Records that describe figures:
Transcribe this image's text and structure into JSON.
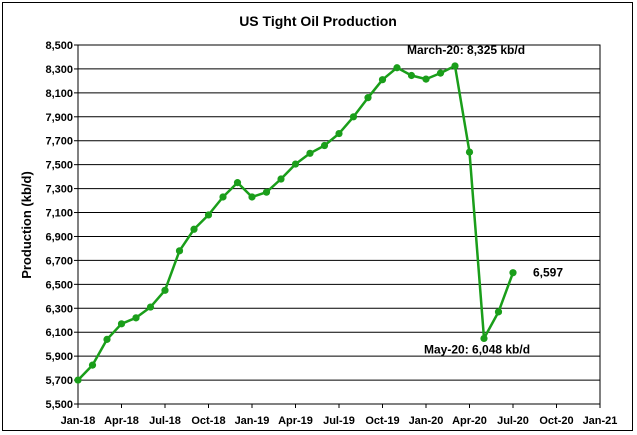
{
  "chart_data": {
    "type": "line",
    "title": "US Tight Oil Production",
    "xlabel": "",
    "ylabel": "Production (kb/d)",
    "ylim": [
      5500,
      8500
    ],
    "y_tick_step": 200,
    "grid": true,
    "x_range": [
      "2018-01",
      "2021-01"
    ],
    "x_tick_labels": [
      "Jan-18",
      "Apr-18",
      "Jul-18",
      "Oct-18",
      "Jan-19",
      "Apr-19",
      "Jul-19",
      "Oct-19",
      "Jan-20",
      "Apr-20",
      "Jul-20",
      "Oct-20",
      "Jan-21"
    ],
    "x_tick_dates": [
      "2018-01",
      "2018-04",
      "2018-07",
      "2018-10",
      "2019-01",
      "2019-04",
      "2019-07",
      "2019-10",
      "2020-01",
      "2020-04",
      "2020-07",
      "2020-10",
      "2021-01"
    ],
    "y_tick_labels": [
      "5,500",
      "5,700",
      "5,900",
      "6,100",
      "6,300",
      "6,500",
      "6,700",
      "6,900",
      "7,100",
      "7,300",
      "7,500",
      "7,700",
      "7,900",
      "8,100",
      "8,300",
      "8,500"
    ],
    "series": [
      {
        "color": "#1a9e1a",
        "x": [
          "2018-01",
          "2018-02",
          "2018-03",
          "2018-04",
          "2018-05",
          "2018-06",
          "2018-07",
          "2018-08",
          "2018-09",
          "2018-10",
          "2018-11",
          "2018-12",
          "2019-01",
          "2019-02",
          "2019-03",
          "2019-04",
          "2019-05",
          "2019-06",
          "2019-07",
          "2019-08",
          "2019-09",
          "2019-10",
          "2019-11",
          "2019-12",
          "2020-01",
          "2020-02",
          "2020-03",
          "2020-04",
          "2020-05",
          "2020-06",
          "2020-07"
        ],
        "values": [
          5700,
          5825,
          6040,
          6170,
          6220,
          6310,
          6450,
          6780,
          6960,
          7080,
          7230,
          7350,
          7230,
          7270,
          7380,
          7505,
          7595,
          7660,
          7760,
          7900,
          8060,
          8210,
          8310,
          8245,
          8215,
          8265,
          8325,
          7605,
          6048,
          6270,
          6597
        ]
      }
    ],
    "annotations": [
      {
        "text": "March-20: 8,325 kb/d",
        "x": "2020-03",
        "y": 8325
      },
      {
        "text": "May-20: 6,048 kb/d",
        "x": "2020-05",
        "y": 6048
      },
      {
        "text": "6,597",
        "x": "2020-07",
        "y": 6597
      }
    ]
  }
}
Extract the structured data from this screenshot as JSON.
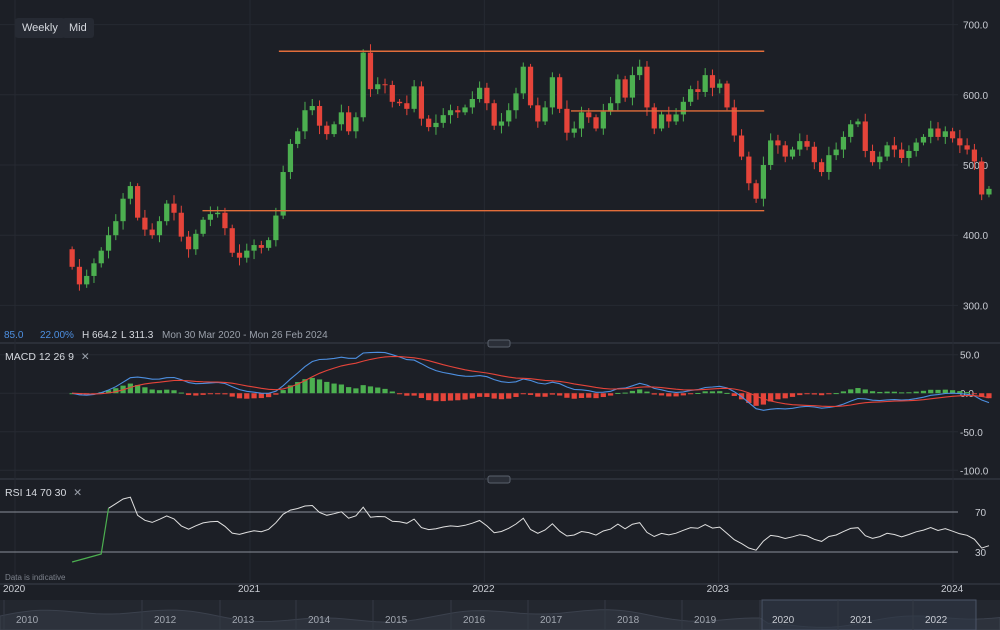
{
  "toolbar": {
    "interval": "Weekly",
    "price_type": "Mid"
  },
  "info_bar": {
    "value_1": "85.0",
    "value_2": "22.00%",
    "high": "H 664.2",
    "low": "L 311.3",
    "range": "Mon 30 Mar 2020 - Mon 26 Feb 2024"
  },
  "macd": {
    "label": "MACD",
    "p1": "12",
    "p2": "26",
    "p3": "9"
  },
  "rsi": {
    "label": "RSI",
    "p1": "14",
    "p2": "70",
    "p3": "30"
  },
  "indicative_note": "Data is indicative",
  "colors": {
    "background": "#1c1f26",
    "up": "#4caf50",
    "down": "#e5443a",
    "levels": "#e26d3a",
    "macd_line": "#4d8fe0",
    "signal_line": "#e5443a",
    "rsi_line": "#e0e0e0"
  },
  "chart_data": [
    {
      "type": "candlestick",
      "title": "",
      "x_ticks": [
        "2020",
        "2021",
        "2022",
        "2023",
        "2024"
      ],
      "y_ticks": [
        "300.0",
        "400.0",
        "500.0",
        "600.0",
        "700.0"
      ],
      "ylim": [
        265,
        735
      ],
      "start_date": "2020-03-30",
      "end_date": "2024-02-26",
      "high": 664.2,
      "low": 311.3,
      "horizontal_levels": [
        {
          "price": 662,
          "from": "2021-02-15",
          "to": "2023-03-13"
        },
        {
          "price": 577,
          "from": "2022-05-16",
          "to": "2023-03-13"
        },
        {
          "price": 435,
          "from": "2020-10-19",
          "to": "2023-03-13"
        }
      ],
      "closes": [
        355,
        330,
        342,
        360,
        378,
        400,
        420,
        452,
        470,
        425,
        408,
        400,
        420,
        445,
        432,
        398,
        380,
        402,
        422,
        430,
        432,
        410,
        375,
        368,
        378,
        386,
        382,
        393,
        428,
        490,
        530,
        548,
        578,
        584,
        556,
        544,
        558,
        575,
        548,
        568,
        660,
        608,
        615,
        614,
        590,
        588,
        580,
        612,
        566,
        554,
        560,
        571,
        578,
        575,
        582,
        594,
        610,
        588,
        556,
        562,
        578,
        602,
        640,
        585,
        562,
        582,
        625,
        580,
        546,
        552,
        575,
        568,
        552,
        576,
        588,
        622,
        596,
        628,
        640,
        582,
        552,
        572,
        562,
        572,
        590,
        608,
        604,
        628,
        610,
        616,
        582,
        542,
        512,
        474,
        452,
        500,
        535,
        528,
        512,
        522,
        534,
        526,
        504,
        490,
        514,
        522,
        540,
        558,
        562,
        520,
        504,
        512,
        528,
        522,
        510,
        520,
        532,
        540,
        552,
        540,
        548,
        538,
        528,
        522,
        505,
        458,
        466
      ],
      "series": [
        {
          "name": "MACD",
          "ylim": [
            -110,
            60
          ],
          "y_ticks": [
            "50.0",
            "0.0",
            "-50.0",
            "-100.0"
          ]
        },
        {
          "name": "RSI",
          "ylim": [
            0,
            100
          ],
          "y_ticks": [
            "70",
            "30"
          ],
          "levels": [
            70,
            30
          ]
        }
      ]
    },
    {
      "type": "area",
      "x_ticks": [
        "2010",
        "2012",
        "2013",
        "2014",
        "2015",
        "2016",
        "2017",
        "2018",
        "2019",
        "2020",
        "2021",
        "2022"
      ]
    }
  ]
}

INSTRUCTION:
Output all of the records exactly as they appear above, but not the pictures.

RESULT:
Transcribe this image's text and structure into JSON.
{
  "chart_data": {
    "type": "line",
    "title": "US Tight Oil Production",
    "xlabel": "",
    "ylabel": "Production (kb/d)",
    "ylim": [
      5500,
      8500
    ],
    "y_tick_step": 200,
    "grid": true,
    "x_range": [
      "2018-01",
      "2021-01"
    ],
    "x_tick_labels": [
      "Jan-18",
      "Apr-18",
      "Jul-18",
      "Oct-18",
      "Jan-19",
      "Apr-19",
      "Jul-19",
      "Oct-19",
      "Jan-20",
      "Apr-20",
      "Jul-20",
      "Oct-20",
      "Jan-21"
    ],
    "x_tick_dates": [
      "2018-01",
      "2018-04",
      "2018-07",
      "2018-10",
      "2019-01",
      "2019-04",
      "2019-07",
      "2019-10",
      "2020-01",
      "2020-04",
      "2020-07",
      "2020-10",
      "2021-01"
    ],
    "y_tick_labels": [
      "5,500",
      "5,700",
      "5,900",
      "6,100",
      "6,300",
      "6,500",
      "6,700",
      "6,900",
      "7,100",
      "7,300",
      "7,500",
      "7,700",
      "7,900",
      "8,100",
      "8,300",
      "8,500"
    ],
    "series": [
      {
        "color": "#1a9e1a",
        "x": [
          "2018-01",
          "2018-02",
          "2018-03",
          "2018-04",
          "2018-05",
          "2018-06",
          "2018-07",
          "2018-08",
          "2018-09",
          "2018-10",
          "2018-11",
          "2018-12",
          "2019-01",
          "2019-02",
          "2019-03",
          "2019-04",
          "2019-05",
          "2019-06",
          "2019-07",
          "2019-08",
          "2019-09",
          "2019-10",
          "2019-11",
          "2019-12",
          "2020-01",
          "2020-02",
          "2020-03",
          "2020-04",
          "2020-05",
          "2020-06",
          "2020-07"
        ],
        "values": [
          5700,
          5825,
          6040,
          6170,
          6220,
          6310,
          6450,
          6780,
          6960,
          7080,
          7230,
          7350,
          7230,
          7270,
          7380,
          7505,
          7595,
          7660,
          7760,
          7900,
          8060,
          8210,
          8310,
          8245,
          8215,
          8265,
          8325,
          7605,
          6048,
          6270,
          6597
        ]
      }
    ],
    "annotations": [
      {
        "text": "March-20: 8,325 kb/d",
        "x": "2020-03",
        "y": 8325
      },
      {
        "text": "May-20: 6,048 kb/d",
        "x": "2020-05",
        "y": 6048
      },
      {
        "text": "6,597",
        "x": "2020-07",
        "y": 6597
      }
    ]
  }
}
Extract the structured data from this screenshot as JSON.
{
  "toolbar": {
    "interval": "Weekly",
    "price_type": "Mid"
  },
  "info_bar": {
    "value_1": "85.0",
    "value_2": "22.00%",
    "high": "H 664.2",
    "low": "L 311.3",
    "range": "Mon 30 Mar 2020 - Mon 26 Feb 2024"
  },
  "macd": {
    "label": "MACD",
    "p1": "12",
    "p2": "26",
    "p3": "9"
  },
  "rsi": {
    "label": "RSI",
    "p1": "14",
    "p2": "70",
    "p3": "30"
  },
  "indicative_note": "Data is indicative",
  "colors": {
    "background": "#1c1f26",
    "up": "#4caf50",
    "down": "#e5443a",
    "levels": "#e26d3a",
    "macd_line": "#4d8fe0",
    "signal_line": "#e5443a",
    "rsi_line": "#e0e0e0"
  },
  "chart_data": [
    {
      "type": "candlestick",
      "title": "",
      "x_ticks": [
        "2020",
        "2021",
        "2022",
        "2023",
        "2024"
      ],
      "y_ticks": [
        "300.0",
        "400.0",
        "500.0",
        "600.0",
        "700.0"
      ],
      "ylim": [
        265,
        735
      ],
      "start_date": "2020-03-30",
      "end_date": "2024-02-26",
      "high": 664.2,
      "low": 311.3,
      "horizontal_levels": [
        {
          "price": 662,
          "from": "2021-02-15",
          "to": "2023-03-13"
        },
        {
          "price": 577,
          "from": "2022-05-16",
          "to": "2023-03-13"
        },
        {
          "price": 435,
          "from": "2020-10-19",
          "to": "2023-03-13"
        }
      ],
      "closes": [
        355,
        330,
        342,
        360,
        378,
        400,
        420,
        452,
        470,
        425,
        408,
        400,
        420,
        445,
        432,
        398,
        380,
        402,
        422,
        430,
        432,
        410,
        375,
        368,
        378,
        386,
        382,
        393,
        428,
        490,
        530,
        548,
        578,
        584,
        556,
        544,
        558,
        575,
        548,
        568,
        660,
        608,
        615,
        614,
        590,
        588,
        580,
        612,
        566,
        554,
        560,
        571,
        578,
        575,
        582,
        594,
        610,
        588,
        556,
        562,
        578,
        602,
        640,
        585,
        562,
        582,
        625,
        580,
        546,
        552,
        575,
        568,
        552,
        576,
        588,
        622,
        596,
        628,
        640,
        582,
        552,
        572,
        562,
        572,
        590,
        608,
        604,
        628,
        610,
        616,
        582,
        542,
        512,
        474,
        452,
        500,
        535,
        528,
        512,
        522,
        534,
        526,
        504,
        490,
        514,
        522,
        540,
        558,
        562,
        520,
        504,
        512,
        528,
        522,
        510,
        520,
        532,
        540,
        552,
        540,
        548,
        538,
        528,
        522,
        505,
        458,
        466
      ],
      "series": [
        {
          "name": "MACD",
          "ylim": [
            -110,
            60
          ],
          "y_ticks": [
            "50.0",
            "0.0",
            "-50.0",
            "-100.0"
          ]
        },
        {
          "name": "RSI",
          "ylim": [
            0,
            100
          ],
          "y_ticks": [
            "70",
            "30"
          ],
          "levels": [
            70,
            30
          ]
        }
      ]
    },
    {
      "type": "area",
      "x_ticks": [
        "2010",
        "2012",
        "2013",
        "2014",
        "2015",
        "2016",
        "2017",
        "2018",
        "2019",
        "2020",
        "2021",
        "2022"
      ]
    }
  ]
}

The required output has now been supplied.